- Exercise requirements:
Return the count of lines that hold the string "over", with no other words.
· · · · · · ·
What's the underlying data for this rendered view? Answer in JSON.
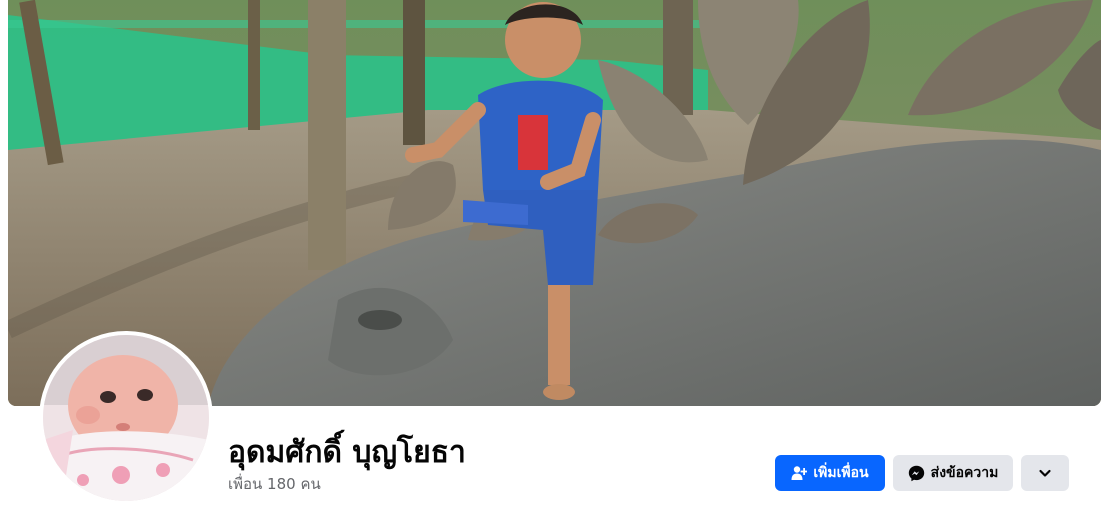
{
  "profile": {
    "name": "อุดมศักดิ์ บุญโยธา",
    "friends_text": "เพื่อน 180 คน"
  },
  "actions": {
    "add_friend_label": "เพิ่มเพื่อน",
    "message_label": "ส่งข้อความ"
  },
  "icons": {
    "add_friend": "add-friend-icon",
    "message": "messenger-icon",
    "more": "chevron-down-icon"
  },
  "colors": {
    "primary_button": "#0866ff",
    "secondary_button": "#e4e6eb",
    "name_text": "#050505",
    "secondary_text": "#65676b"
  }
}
· · · · · · ·
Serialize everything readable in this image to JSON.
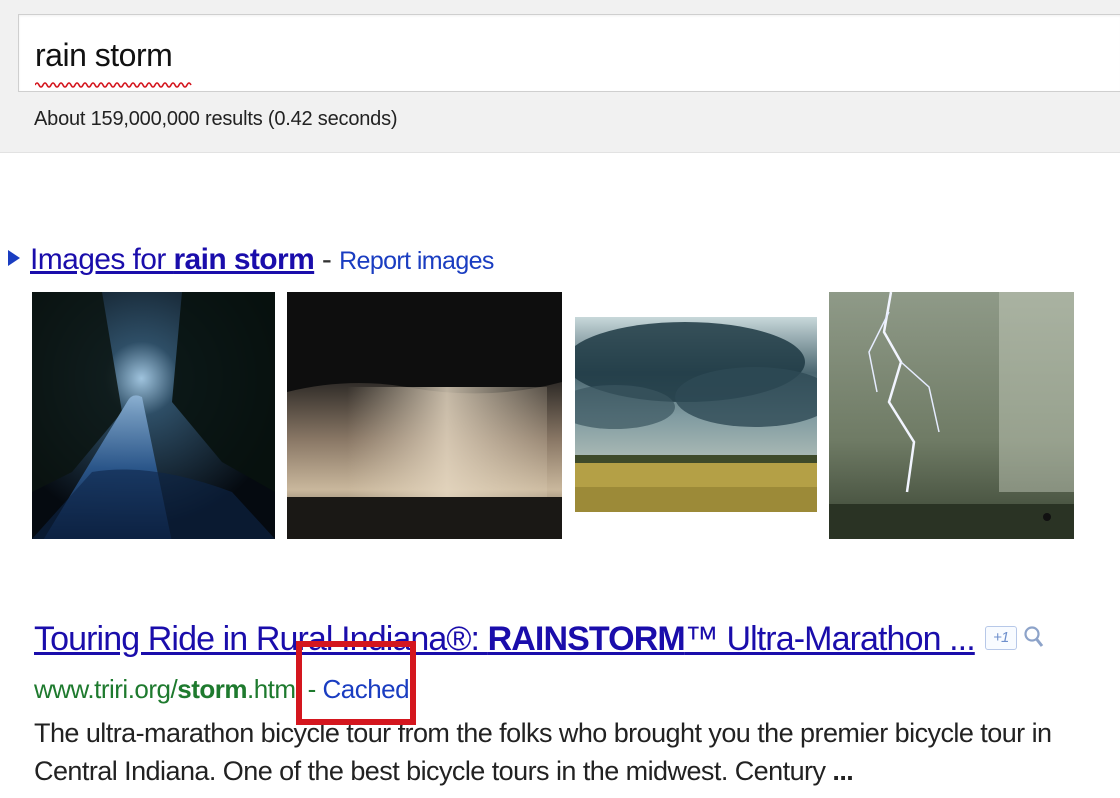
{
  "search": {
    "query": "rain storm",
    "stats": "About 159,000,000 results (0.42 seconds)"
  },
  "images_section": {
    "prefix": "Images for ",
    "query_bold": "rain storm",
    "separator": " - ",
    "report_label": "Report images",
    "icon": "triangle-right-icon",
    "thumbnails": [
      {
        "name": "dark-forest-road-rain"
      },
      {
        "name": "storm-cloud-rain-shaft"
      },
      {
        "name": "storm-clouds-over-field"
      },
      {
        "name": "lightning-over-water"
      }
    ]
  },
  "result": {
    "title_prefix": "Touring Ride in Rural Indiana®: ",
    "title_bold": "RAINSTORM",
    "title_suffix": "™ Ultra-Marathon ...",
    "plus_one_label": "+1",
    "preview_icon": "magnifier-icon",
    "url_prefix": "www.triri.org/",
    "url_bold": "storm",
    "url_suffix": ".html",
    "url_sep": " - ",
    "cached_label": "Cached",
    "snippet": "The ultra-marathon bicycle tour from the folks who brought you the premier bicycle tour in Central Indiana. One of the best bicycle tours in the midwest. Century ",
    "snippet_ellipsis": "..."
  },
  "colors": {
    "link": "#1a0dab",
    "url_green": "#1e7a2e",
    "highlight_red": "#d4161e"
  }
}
· · · · · · ·
- Solution for this task:
2